:: SUPPLIED DATA

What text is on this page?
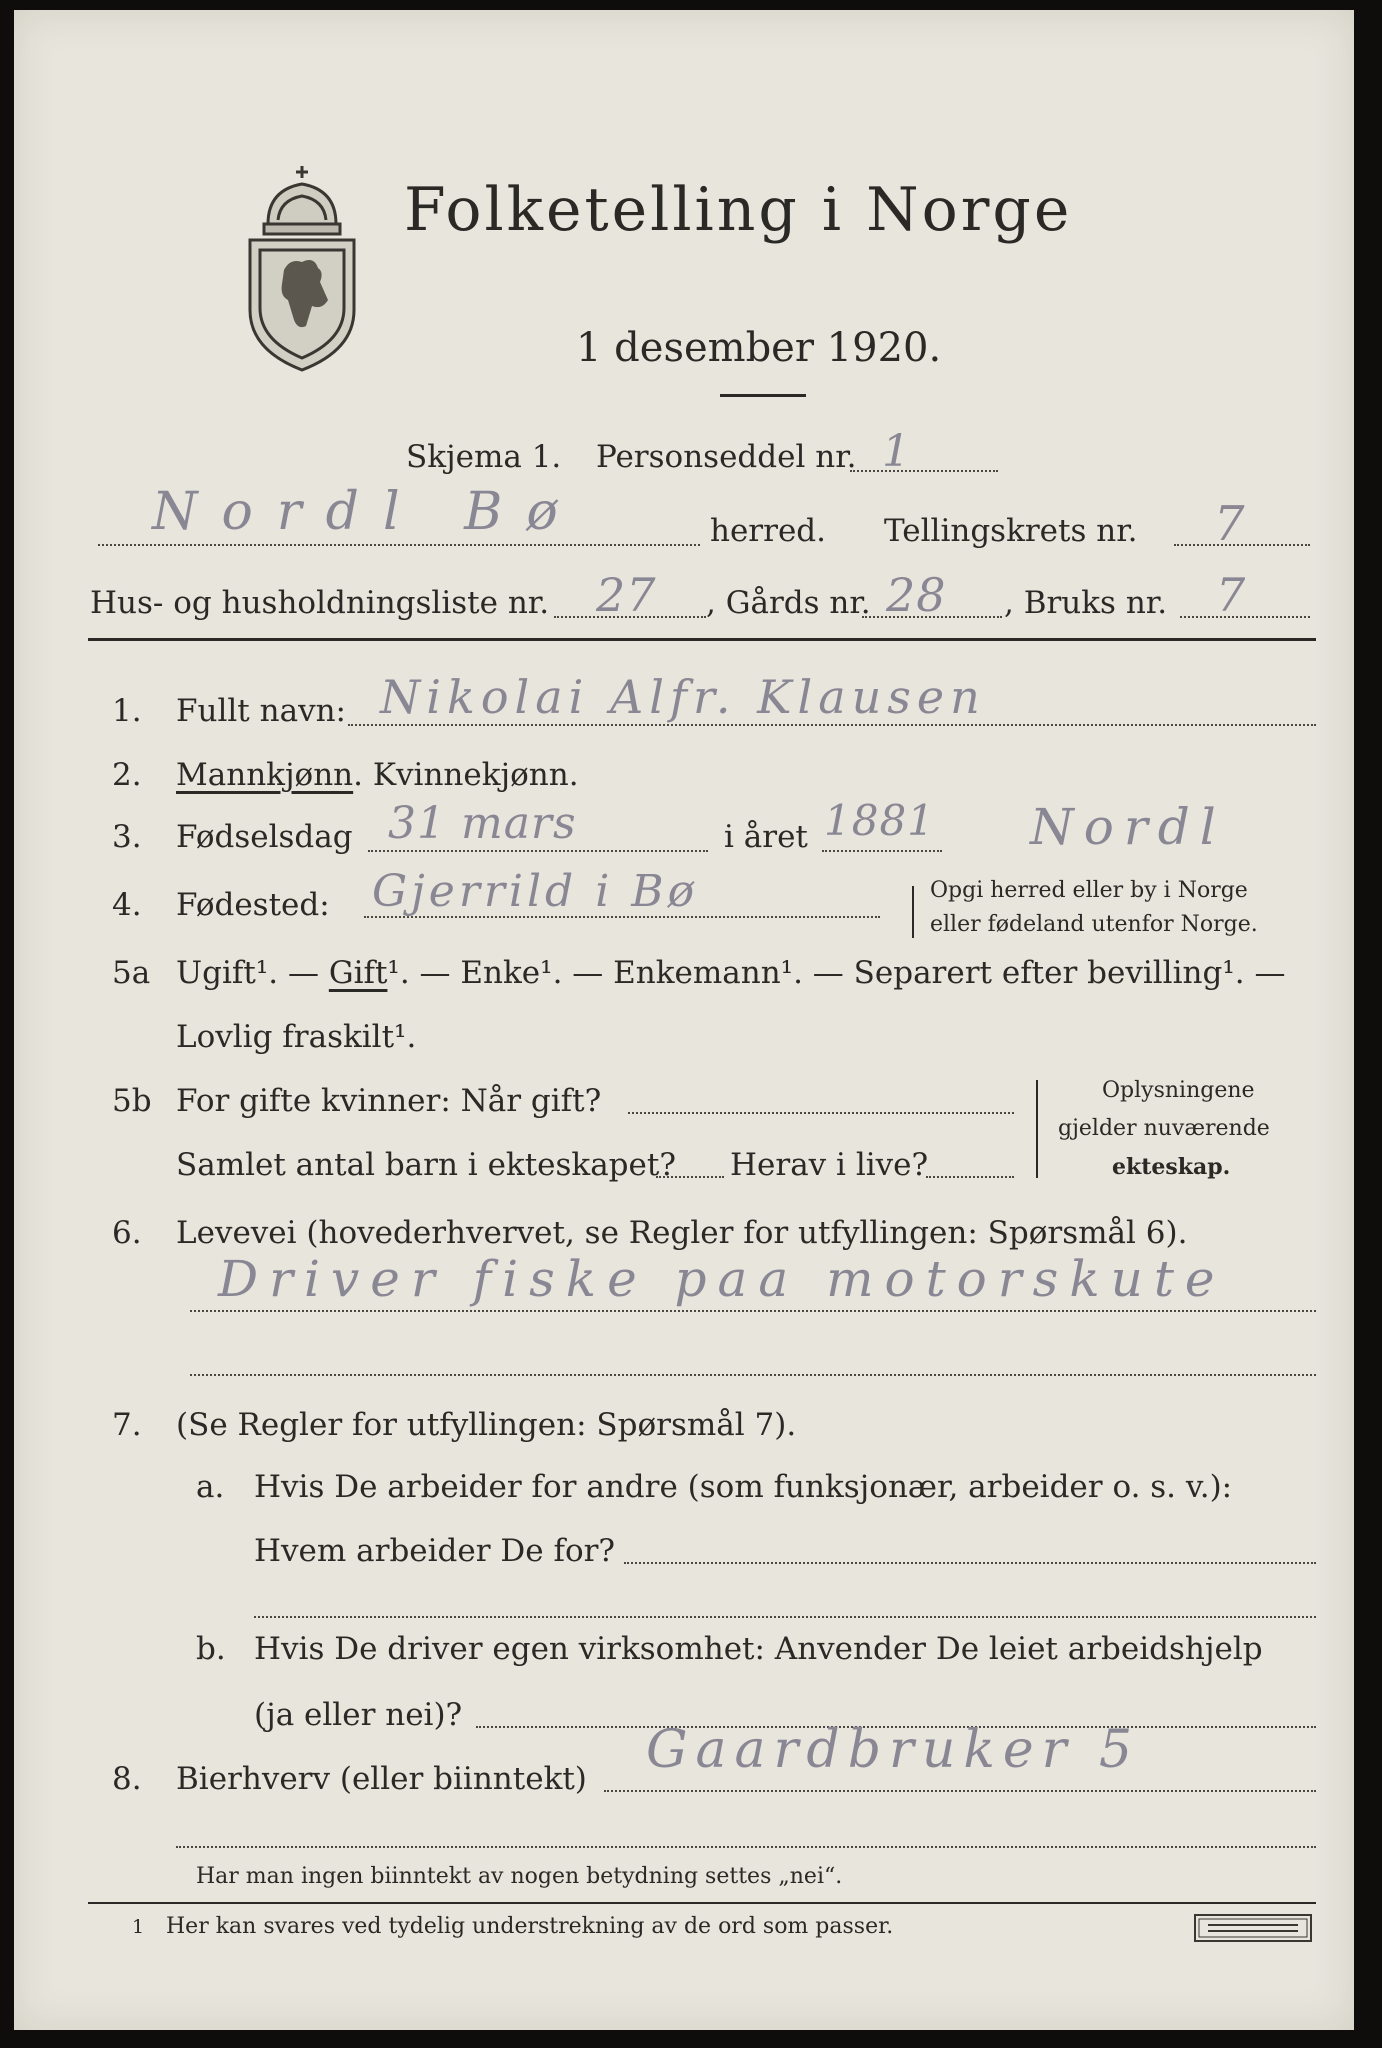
Folketelling i Norge
1 desember 1920.
Skjema 1. Personseddel nr. 1
Nordl Bø	herred. Tellingskrets nr. 7
Hus- og husholdningsliste nr. 27 , Gårds nr. 28 , Bruks nr. 7
1. Fullt navn: Nikolai Alfr. Klausen
2. Mannkjønn. Kvinnekjønn.
3. Fødselsdag 31 mars	i året 1881 Nordl
4. Fødested: Gjerrild i Bø	Opgi herred eller by i Norge
eller fødeland utenfor Norge.
5a Ugift¹. — Gift¹. — Enke¹. — Enkemann¹. — Separert efter bevilling¹. —
Lovlig fraskilt¹.
5b For gifte kvinner: Når gift?
Samlet antal barn i ekteskapet? Herav i live?
Oplysningene
gjelder nuværende
ekteskap.
6. Levevei (hovederhvervet, se Regler for utfyllingen: Spørsmål 6).
Driver fiske paa motorskute
7. (Se Regler for utfyllingen: Spørsmål 7).
a. Hvis De arbeider for andre (som funksjonær, arbeider o. s. v.):
Hvem arbeider De for?
b. Hvis De driver egen virksomhet: Anvender De leiet arbeidshjelp
(ja eller nei)?
8. Bierhverv (eller biinntekt) Gaardbruker 5
Har man ingen biinntekt av nogen betydning settes „nei“.
1 Her kan svares ved tydelig understrekning av de ord som passer.
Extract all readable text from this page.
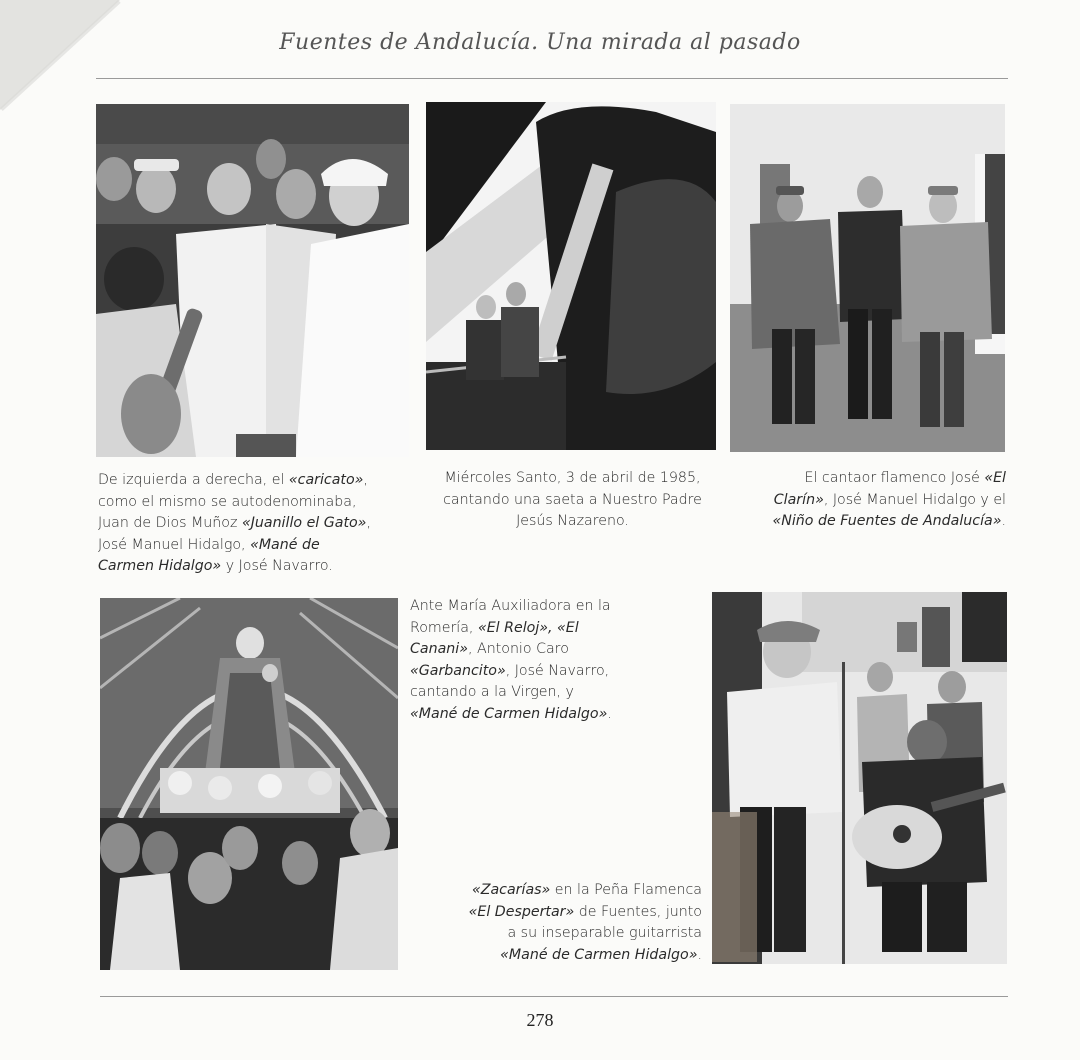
Fuentes de Andalucía. Una mirada al pasado
De izquierda a derecha, el «caricato»,
como el mismo se autodenominaba,
Juan de Dios Muñoz «Juanillo el Gato»,
José Manuel Hidalgo, «Mané de
Carmen Hidalgo» y José Navarro.
Miércoles Santo, 3 de abril de 1985,
cantando una saeta a Nuestro Padre
Jesús Nazareno.
El cantaor flamenco José «El
Clarín», José Manuel Hidalgo y el
«Niño de Fuentes de Andalucía».
Ante María Auxiliadora en la
Romería, «El Reloj», «El
Canani», Antonio Caro
«Garbancito», José Navarro,
cantando a la Virgen, y
«Mané de Carmen Hidalgo».
«Zacarías» en la Peña Flamenca
«El Despertar» de Fuentes, junto
a su inseparable guitarrista
«Mané de Carmen Hidalgo».
278
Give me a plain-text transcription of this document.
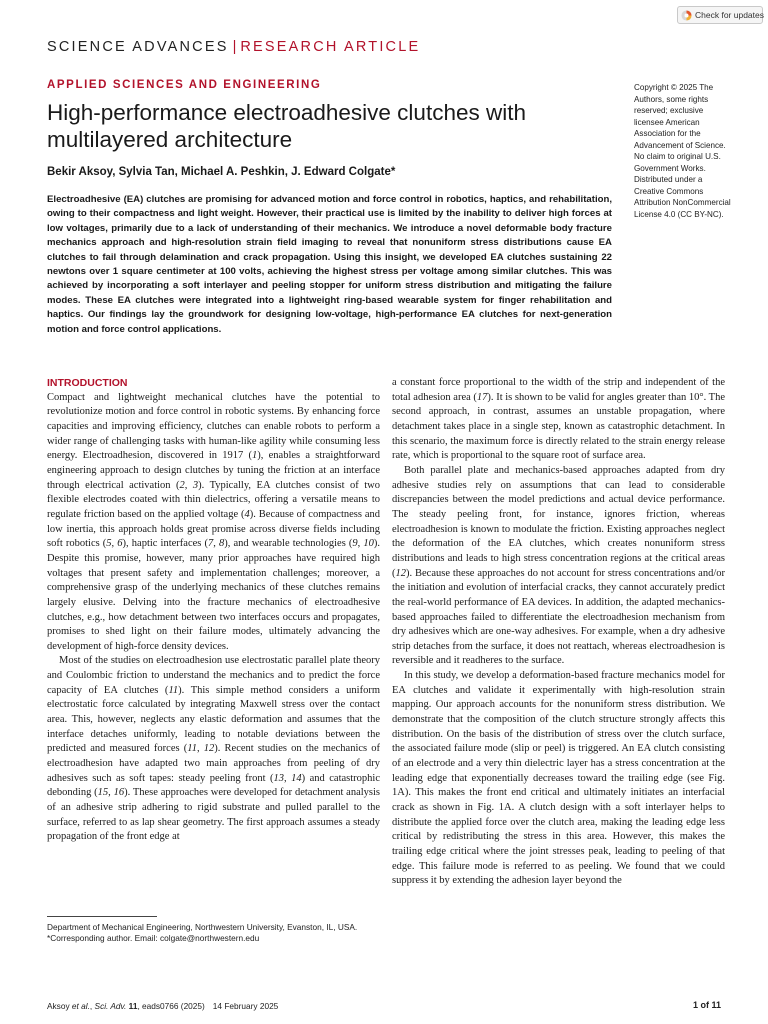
Check for updates
SCIENCE ADVANCES | RESEARCH ARTICLE
APPLIED SCIENCES AND ENGINEERING
High-performance electroadhesive clutches with multilayered architecture
Bekir Aksoy, Sylvia Tan, Michael A. Peshkin, J. Edward Colgate*
Electroadhesive (EA) clutches are promising for advanced motion and force control in robotics, haptics, and rehabilitation, owing to their compactness and light weight. However, their practical use is limited by the inability to deliver high forces at low voltages, primarily due to a lack of understanding of their mechanics. We introduce a novel deformable body fracture mechanics approach and high-resolution strain field imaging to reveal that nonuniform stress distributions cause EA clutches to fail through delamination and crack propagation. Using this insight, we developed EA clutches sustaining 22 newtons over 1 square centimeter at 100 volts, achieving the highest stress per voltage among similar clutches. This was achieved by incorporating a soft interlayer and peeling stopper for uniform stress distribution and mitigating the failure modes. These EA clutches were integrated into a lightweight ring-based wearable system for finger rehabilitation and haptics. Our findings lay the groundwork for designing low-voltage, high-performance EA clutches for next-generation motion and force control applications.
Copyright © 2025 The Authors, some rights reserved; exclusive licensee American Association for the Advancement of Science. No claim to original U.S. Government Works. Distributed under a Creative Commons Attribution NonCommercial License 4.0 (CC BY-NC).
INTRODUCTION

Compact and lightweight mechanical clutches have the potential to revolutionize motion and force control in robotic systems. By enhancing force capacities and improving efficiency, clutches can enable robots to perform a wider range of challenging tasks with human-like agility while consuming less energy. Electroadhesion, discovered in 1917 (1), enables a straightforward engineering approach to design clutches by tuning the friction at an interface through electrical activation (2, 3). Typically, EA clutches consist of two flexible electrodes coated with thin dielectrics, offering a versatile means to regulate friction based on the applied voltage (4). Because of compactness and low inertia, this approach holds great promise across diverse fields including soft robotics (5, 6), haptic interfaces (7, 8), and wearable technologies (9, 10). Despite this promise, however, many prior approaches have required high voltages that present safety and implementation challenges; moreover, a comprehensive grasp of the underlying mechanics of these clutches remains largely elusive. Delving into the fracture mechanics of electroadhesive clutches, e.g., how detachment between two interfaces occurs and propagates, promises to shed light on their failure modes, ultimately advancing the development of high-force density devices.

Most of the studies on electroadhesion use electrostatic parallel plate theory and Coulombic friction to understand the mechanics and to predict the force capacity of EA clutches (11). This simple method considers a uniform electrostatic force calculated by integrating Maxwell stress over the contact area. This, however, neglects any elastic deformation and assumes that the interface detaches uniformly, leading to notable deviations between the predicted and measured forces (11, 12). Recent studies on the mechanics of electroadhesion have adapted two main approaches from peeling of dry adhesives such as soft tapes: steady peeling front (13, 14) and catastrophic debonding (15, 16). These approaches were developed for detachment analysis of an adhesive strip adhering to rigid substrate and pulled parallel to the surface, referred to as lap shear geometry. The first approach assumes a steady propagation of the front edge at

a constant force proportional to the width of the strip and independent of the total adhesion area (17). It is shown to be valid for angles greater than 10°. The second approach, in contrast, assumes an unstable propagation, where detachment takes place in a single step, known as catastrophic detachment. In this scenario, the maximum force is directly related to the strain energy release rate, which is proportional to the square root of surface area.

Both parallel plate and mechanics-based approaches adapted from dry adhesive studies rely on assumptions that can lead to considerable discrepancies between the model predictions and actual device performance. The steady peeling front, for instance, ignores friction, whereas electroadhesion is known to modulate the friction. Existing approaches neglect the deformation of the EA clutches, which creates nonuniform stress distributions and leads to high stress concentration regions at the critical areas (12). Because these approaches do not account for stress concentrations and/or the initiation and evolution of interfacial cracks, they cannot accurately predict the real-world performance of EA devices. In addition, the adapted mechanics-based approaches failed to differentiate the electroadhesion mechanism from dry adhesives which are one-way adhesives. For example, when a dry adhesive strip detaches from the surface, it does not reattach, whereas electroadhesion is reversible and it readheres to the surface.

In this study, we develop a deformation-based fracture mechanics model for EA clutches and validate it experimentally with high-resolution strain mapping. Our approach accounts for the nonuniform stress distribution. We demonstrate that the composition of the clutch structure strongly affects this distribution. On the basis of the distribution of stress over the clutch surface, the associated failure mode (slip or peel) is triggered. An EA clutch consisting of an electrode and a very thin dielectric layer has a stress concentration at the leading edge that exponentially decreases toward the trailing edge (see Fig. 1A). This makes the front end critical and ultimately initiates an interfacial crack as shown in Fig. 1A. A clutch design with a soft interlayer helps to distribute the applied force over the clutch area, making the leading edge less critical by redistributing the stress in this area. However, this makes the trailing edge critical where the joint stresses peak, leading to peeling of that edge. This failure mode is referred to as peeling. We found that we could suppress it by extending the adhesion layer beyond the

Department of Mechanical Engineering, Northwestern University, Evanston, IL, USA.

*Corresponding author. Email: colgate@northwestern.edu

Aksoy et al., Sci. Adv. 11, eads0766 (2025) 14 February 2025	1 of 11
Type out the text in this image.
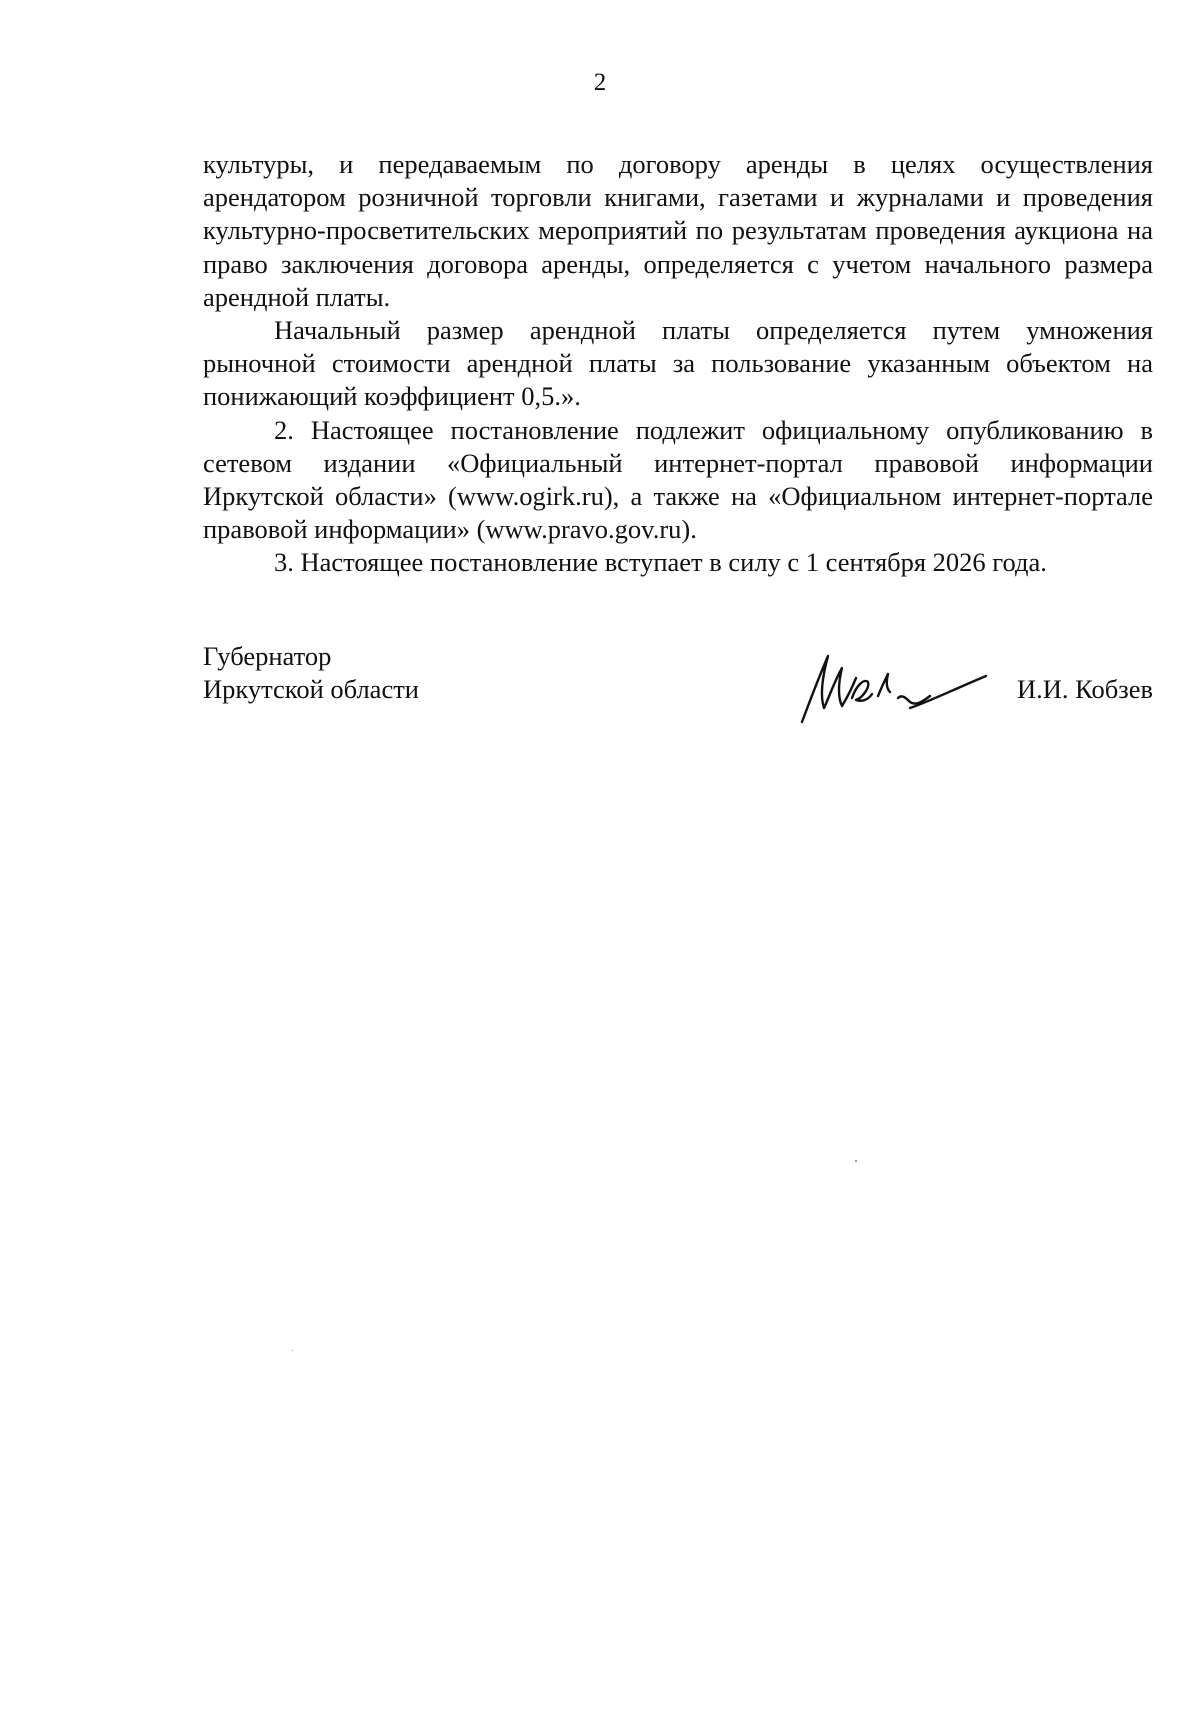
2

культуры, и передаваемым по договору аренды в целях осуществления арендатором розничной торговли книгами, газетами и журналами и проведения культурно-просветительских мероприятий по результатам проведения аукциона на право заключения договора аренды, определяется с учетом начального размера арендной платы.

Начальный размер арендной платы определяется путем умножения рыночной стоимости арендной платы за пользование указанным объектом на понижающий коэффициент 0,5.».

2. Настоящее постановление подлежит официальному опубликованию в сетевом издании «Официальный интернет-портал правовой информации Иркутской области» (www.ogirk.ru), а также на «Официальном интернет-портале правовой информации» (www.pravo.gov.ru).

3. Настоящее постановление вступает в силу с 1 сентября 2026 года.

Губернатор
Иркутской области	И.И. Кобзев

::::

PROBLEM DESCRIPTION =
Your task is to collect every line above that contains the word "арендной".

SOLUTION TO THE EXERCISE =
культуры, и передаваемым по договору аренды в целях осуществления арендатором розничной торговли книгами, газетами и журналами и проведения культурно-просветительских мероприятий по результатам проведения аукциона на право заключения договора аренды, определяется с учетом начального размера арендной платы.
Начальный размер арендной платы определяется путем умножения рыночной стоимости арендной платы за пользование указанным объектом на понижающий коэффициент 0,5.».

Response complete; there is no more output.